> _Prompt_
Omit every picture, then give all the entries again exactly.

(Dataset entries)
== == ==
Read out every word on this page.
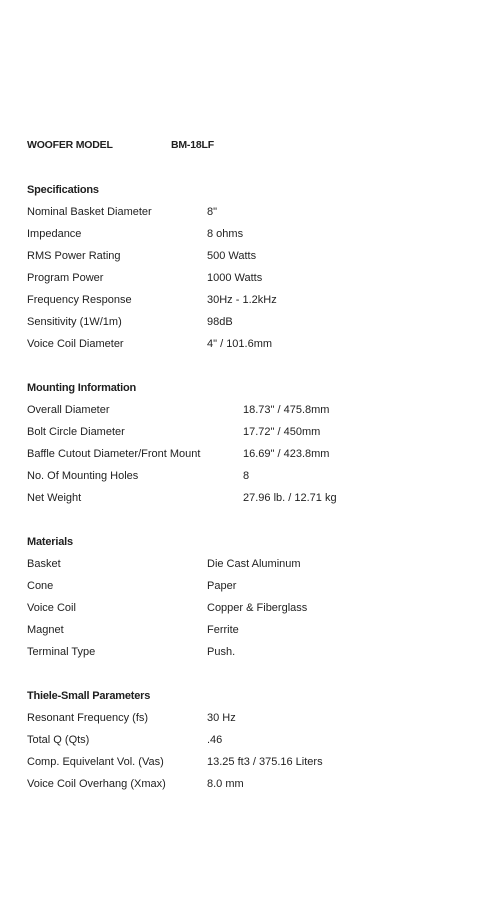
WOOFER MODEL	BM-18LF
Specifications
Nominal Basket Diameter	8"
Impedance	8 ohms
RMS Power Rating	500 Watts
Program Power	1000 Watts
Frequency Response	30Hz - 1.2kHz
Sensitivity (1W/1m)	98dB
Voice Coil Diameter	4" / 101.6mm
Mounting Information
Overall Diameter	18.73" / 475.8mm
Bolt Circle Diameter	17.72" / 450mm
Baffle Cutout Diameter/Front Mount	16.69" / 423.8mm
No. Of Mounting Holes	8
Net Weight	27.96 lb. / 12.71 kg
Materials
Basket	Die Cast Aluminum
Cone	Paper
Voice Coil	Copper & Fiberglass
Magnet	Ferrite
Terminal Type	Push.
Thiele-Small Parameters
Resonant Frequency (fs)	30 Hz
Total Q (Qts)	.46
Comp. Equivelant Vol. (Vas)	13.25 ft3 / 375.16 Liters
Voice Coil Overhang (Xmax)	8.0 mm
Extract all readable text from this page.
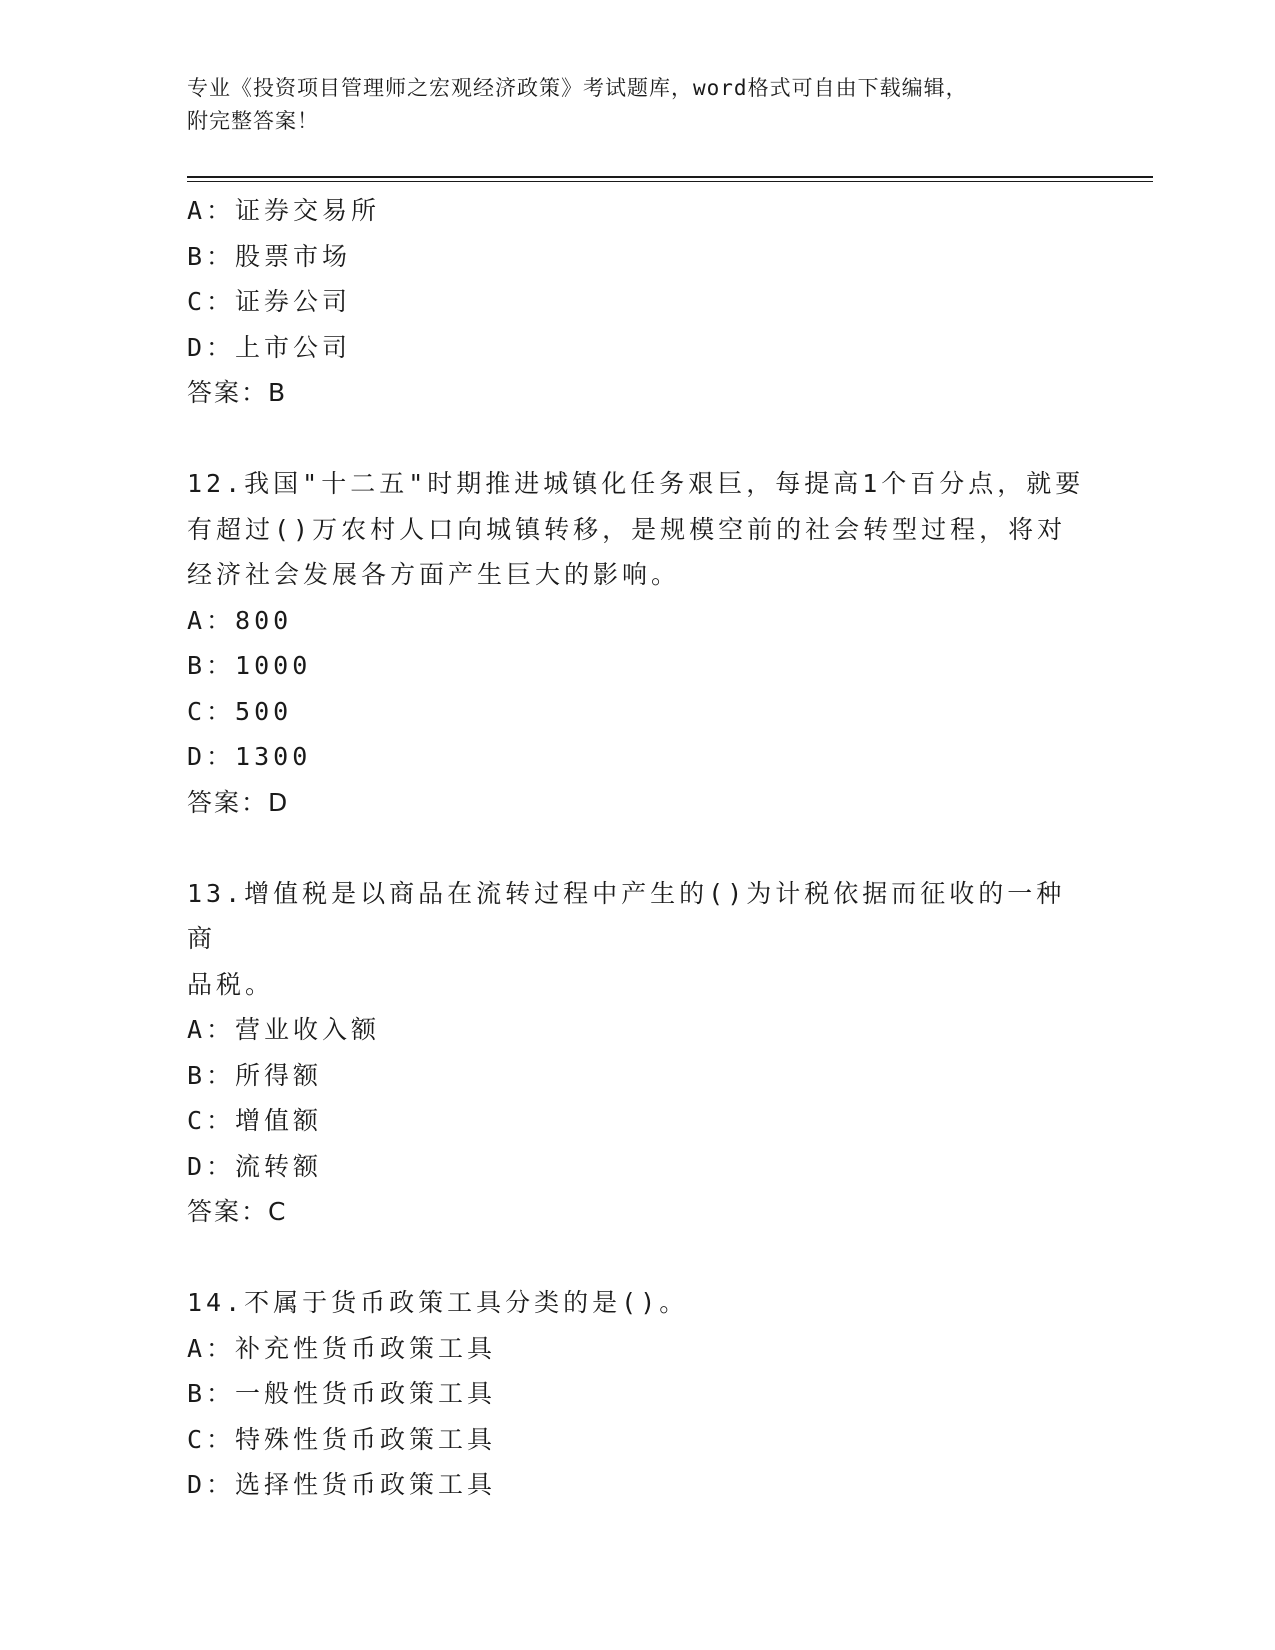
专业《投资项目管理师之宏观经济政策》考试题库，word格式可自由下载编辑，
附完整答案！
A：证券交易所
B：股票市场
C：证券公司
D：上市公司
答案：B
12.我国"十二五"时期推进城镇化任务艰巨，每提高1个百分点，就要
有超过()万农村人口向城镇转移，是规模空前的社会转型过程，将对
经济社会发展各方面产生巨大的影响。
A：800
B：1000
C：500
D：1300
答案：D
13.增值税是以商品在流转过程中产生的()为计税依据而征收的一种商
品税。
A：营业收入额
B：所得额
C：增值额
D：流转额
答案：C
14.不属于货币政策工具分类的是()。
A：补充性货币政策工具
B：一般性货币政策工具
C：特殊性货币政策工具
D：选择性货币政策工具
== == ==
> _Response below_
Read out every word on this page.
WOOFER MODEL	BM-18LF
Specifications
Nominal Basket Diameter	8"
Impedance	8 ohms
RMS Power Rating	500 Watts
Program Power	1000 Watts
Frequency Response	30Hz - 1.2kHz
Sensitivity (1W/1m)	98dB
Voice Coil Diameter	4" / 101.6mm
Mounting Information
Overall Diameter	18.73" / 475.8mm
Bolt Circle Diameter	17.72" / 450mm
Baffle Cutout Diameter/Front Mount	16.69" / 423.8mm
No. Of Mounting Holes	8
Net Weight	27.96 lb. / 12.71 kg
Materials
Basket	Die Cast Aluminum
Cone	Paper
Voice Coil	Copper & Fiberglass
Magnet	Ferrite
Terminal Type	Push.
Thiele-Small Parameters
Resonant Frequency (fs)	30 Hz
Total Q (Qts)	.46
Comp. Equivelant Vol. (Vas)	13.25 ft3 / 375.16 Liters
Voice Coil Overhang (Xmax)	8.0 mm
Extract all readable text from this page.
专业《投资项目管理师之宏观经济政策》考试题库，word格式可自由下载编辑，
附完整答案！
A：证券交易所
B：股票市场
C：证券公司
D：上市公司
答案：B
12.我国"十二五"时期推进城镇化任务艰巨，每提高1个百分点，就要
有超过()万农村人口向城镇转移，是规模空前的社会转型过程，将对
经济社会发展各方面产生巨大的影响。
A：800
B：1000
C：500
D：1300
答案：D
13.增值税是以商品在流转过程中产生的()为计税依据而征收的一种商
品税。
A：营业收入额
B：所得额
C：增值额
D：流转额
答案：C
14.不属于货币政策工具分类的是()。
A：补充性货币政策工具
B：一般性货币政策工具
C：特殊性货币政策工具
D：选择性货币政策工具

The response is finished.